Set task =>
How many lines in the listing below include the word "Dewasa"? Reply with the count alone.

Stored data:
__________

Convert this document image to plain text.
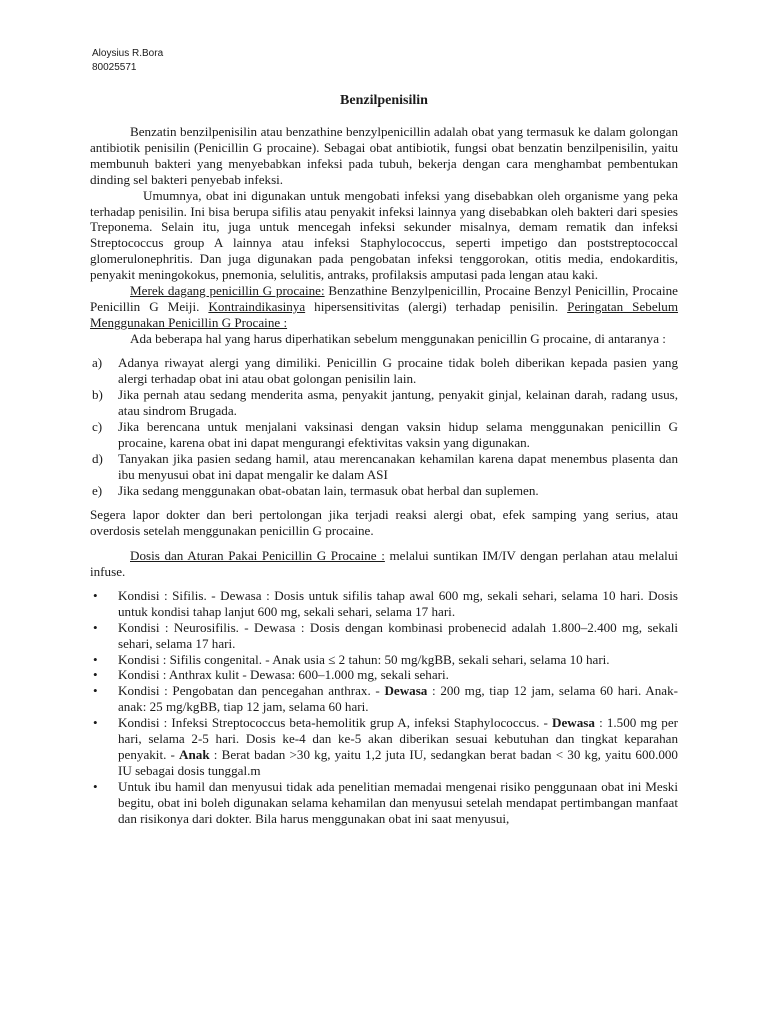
Aloysius R.Bora
80025571
Benzilpenisilin

Benzatin benzilpenisilin atau benzathine benzylpenicillin adalah obat yang termasuk ke dalam golongan antibiotik penisilin (Penicillin G procaine). Sebagai obat antibiotik, fungsi obat benzatin benzilpenisilin, yaitu membunuh bakteri yang menyebabkan infeksi pada tubuh, bekerja dengan cara menghambat pembentukan dinding sel bakteri penyebab infeksi.

Umumnya, obat ini digunakan untuk mengobati infeksi yang disebabkan oleh organisme yang peka terhadap penisilin. Ini bisa berupa sifilis atau penyakit infeksi lainnya yang disebabkan oleh bakteri dari spesies Treponema. Selain itu, juga untuk mencegah infeksi sekunder misalnya, demam rematik dan infeksi Streptococcus group A lainnya atau infeksi Staphylococcus, seperti impetigo dan poststreptococcal glomerulonephritis. Dan juga digunakan pada pengobatan infeksi tenggorokan, otitis media, endokarditis, penyakit meningokokus, pnemonia, selulitis, antraks, profilaksis amputasi pada lengan atau kaki.

Merek dagang penicillin G procaine: Benzathine Benzylpenicillin, Procaine Benzyl Penicillin, Procaine Penicillin G Meiji. Kontraindikasinya hipersensitivitas (alergi) terhadap penisilin. Peringatan Sebelum Menggunakan Penicillin G Procaine :

Ada beberapa hal yang harus diperhatikan sebelum menggunakan penicillin G procaine, di antaranya :

a) Adanya riwayat alergi yang dimiliki. Penicillin G procaine tidak boleh diberikan kepada pasien yang alergi terhadap obat ini atau obat golongan penisilin lain.
b) Jika pernah atau sedang menderita asma, penyakit jantung, penyakit ginjal, kelainan darah, radang usus, atau sindrom Brugada.
c) Jika berencana untuk menjalani vaksinasi dengan vaksin hidup selama menggunakan penicillin G procaine, karena obat ini dapat mengurangi efektivitas vaksin yang digunakan.
d) Tanyakan jika pasien sedang hamil, atau merencanakan kehamilan karena dapat menembus plasenta dan ibu menyusui obat ini dapat mengalir ke dalam ASI
e) Jika sedang menggunakan obat-obatan lain, termasuk obat herbal dan suplemen.

Segera lapor dokter dan beri pertolongan jika terjadi reaksi alergi obat, efek samping yang serius, atau overdosis setelah menggunakan penicillin G procaine.

Dosis dan Aturan Pakai Penicillin G Procaine : melalui suntikan IM/IV dengan perlahan atau melalui infuse.

• Kondisi : Sifilis. - Dewasa : Dosis untuk sifilis tahap awal 600 mg, sekali sehari, selama 10 hari. Dosis untuk kondisi tahap lanjut 600 mg, sekali sehari, selama 17 hari.
• Kondisi : Neurosifilis. - Dewasa : Dosis dengan kombinasi probenecid adalah 1.800–2.400 mg, sekali sehari, selama 17 hari.
• Kondisi : Sifilis congenital. - Anak usia ≤ 2 tahun: 50 mg/kgBB, sekali sehari, selama 10 hari.
• Kondisi : Anthrax kulit - Dewasa: 600–1.000 mg, sekali sehari.
• Kondisi : Pengobatan dan pencegahan anthrax. - Dewasa : 200 mg, tiap 12 jam, selama 60 hari. Anak-anak: 25 mg/kgBB, tiap 12 jam, selama 60 hari.
• Kondisi : Infeksi Streptococcus beta-hemolitik grup A, infeksi Staphylococcus. - Dewasa : 1.500 mg per hari, selama 2-5 hari. Dosis ke-4 dan ke-5 akan diberikan sesuai kebutuhan dan tingkat keparahan penyakit. - Anak : Berat badan >30 kg, yaitu 1,2 juta IU, sedangkan berat badan < 30 kg, yaitu 600.000 IU sebagai dosis tunggal.m
• Untuk ibu hamil dan menyusui tidak ada penelitian memadai mengenai risiko penggunaan obat ini Meski begitu, obat ini boleh digunakan selama kehamilan dan menyusui setelah mendapat pertimbangan manfaat dan risikonya dari dokter. Bila harus menggunakan obat ini saat menyusui,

__________

Complete response =>
5